(Passage provided)
Court Opinion

ID: 5179928
Source: CourtListenerOpinion
Date Created: 2022-01-06 04:40:43.651618+00
Date Added: 2024-06-11T08:26:32.065337
License: Public Domain

Rumsey, J.:
The action was brought to foreclose a mortgage. Biersack is the mortgagor and made' the bond, and judgment for deficiency is asked against him. The mortgage was dated December 12,1894, to secure the payment of $3,000 in installments of $300, the first of which was due March 1, 1895, and the same amount each six months thereafter. It was further agreed that the whole principal sum should become due at the option of the mortgagee on default being *582made in the payment of any installment, or after default in the payment of interest for thirty days.
The complaint in its seventh paragraph alleged that “ the defendants have failed to comply with the condition of the said bond and mortgage by omitting to pay an installment on account of the printipal, * * * amounting to the sum of $300, which became due and payable on the first day of September, 1895; that no part thereof has been paid; that the plaintiff has elected, and now elects,, to deem the whole of the principal sum of the said bond and mortgage remaining unpaid to be immediately due and payable, and that there is now justly due and payable to the plaintiff on the said bond and mortgage the principal sum of $2,700, with interest from March 1, 1895.”
The answer of Biersaek admitted each allegation of the complaint except the seventh paragraph. He says he has no knowledge or information sufficient to form a belief as to that portion of the seventh paragraph quoted above, to and including the words “ immediately due and payable,” repeating the whole allegation; and he denies the remainder of 'the paragraph. The learned justice at. Special Term held that these denials were frivolous and ordered judgment for the plaintiff. Biersaek appeals.
(End Passage provided)
(Supplied entries)
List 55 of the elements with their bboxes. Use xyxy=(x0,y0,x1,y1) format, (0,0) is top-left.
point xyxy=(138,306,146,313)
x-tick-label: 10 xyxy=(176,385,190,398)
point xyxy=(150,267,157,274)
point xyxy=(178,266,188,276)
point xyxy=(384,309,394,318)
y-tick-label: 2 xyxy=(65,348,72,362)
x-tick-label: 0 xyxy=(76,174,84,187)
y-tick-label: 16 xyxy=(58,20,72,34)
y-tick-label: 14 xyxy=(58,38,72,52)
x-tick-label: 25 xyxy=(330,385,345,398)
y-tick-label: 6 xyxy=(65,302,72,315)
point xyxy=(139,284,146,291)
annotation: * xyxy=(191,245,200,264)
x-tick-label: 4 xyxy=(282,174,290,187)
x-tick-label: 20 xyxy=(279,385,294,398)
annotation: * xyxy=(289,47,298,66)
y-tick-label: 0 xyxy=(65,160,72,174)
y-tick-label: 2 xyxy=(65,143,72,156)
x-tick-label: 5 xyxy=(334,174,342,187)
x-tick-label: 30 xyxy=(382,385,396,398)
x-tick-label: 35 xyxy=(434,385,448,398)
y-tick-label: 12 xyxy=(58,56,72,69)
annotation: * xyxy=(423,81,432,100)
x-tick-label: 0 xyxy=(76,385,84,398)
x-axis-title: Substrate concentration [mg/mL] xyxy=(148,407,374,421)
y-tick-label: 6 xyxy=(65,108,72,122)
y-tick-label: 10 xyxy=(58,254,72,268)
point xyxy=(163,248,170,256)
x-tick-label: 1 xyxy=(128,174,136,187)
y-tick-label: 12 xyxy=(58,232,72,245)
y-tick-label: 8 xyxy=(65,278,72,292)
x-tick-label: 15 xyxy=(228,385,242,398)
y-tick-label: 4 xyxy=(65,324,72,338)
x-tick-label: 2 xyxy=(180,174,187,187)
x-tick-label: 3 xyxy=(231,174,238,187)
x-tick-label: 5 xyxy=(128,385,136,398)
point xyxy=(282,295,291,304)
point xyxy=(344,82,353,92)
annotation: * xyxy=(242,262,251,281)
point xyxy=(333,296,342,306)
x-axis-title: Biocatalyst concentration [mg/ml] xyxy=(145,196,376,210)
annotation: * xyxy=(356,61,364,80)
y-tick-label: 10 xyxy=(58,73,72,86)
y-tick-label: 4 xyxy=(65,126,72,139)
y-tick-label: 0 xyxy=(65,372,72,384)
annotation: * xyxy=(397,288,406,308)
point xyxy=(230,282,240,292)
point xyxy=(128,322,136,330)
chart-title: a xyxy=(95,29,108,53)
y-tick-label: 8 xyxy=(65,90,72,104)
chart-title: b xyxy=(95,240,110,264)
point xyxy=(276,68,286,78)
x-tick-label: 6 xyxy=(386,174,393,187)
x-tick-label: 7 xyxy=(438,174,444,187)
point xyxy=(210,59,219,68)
(End Supplied entries)
Instructions
1) Translate this sentence from the court opinion into Spanish: "The action was brought to foreclose a mortgage."
2) Answer these questions from the court opinion:
(a) What sum was the mortgage given to secure?
(b) On what date did the unpaid installment named in the complaint become due?
(c) What did the justice at Special Term hold the denials to be?
The material that comes after the text has no connection to it.

Answers to this exercise
1) La acción se interpuso para ejecutar una hipoteca.

2)
(a) $3,000
(b) September 1, 1895
(c) Frivolous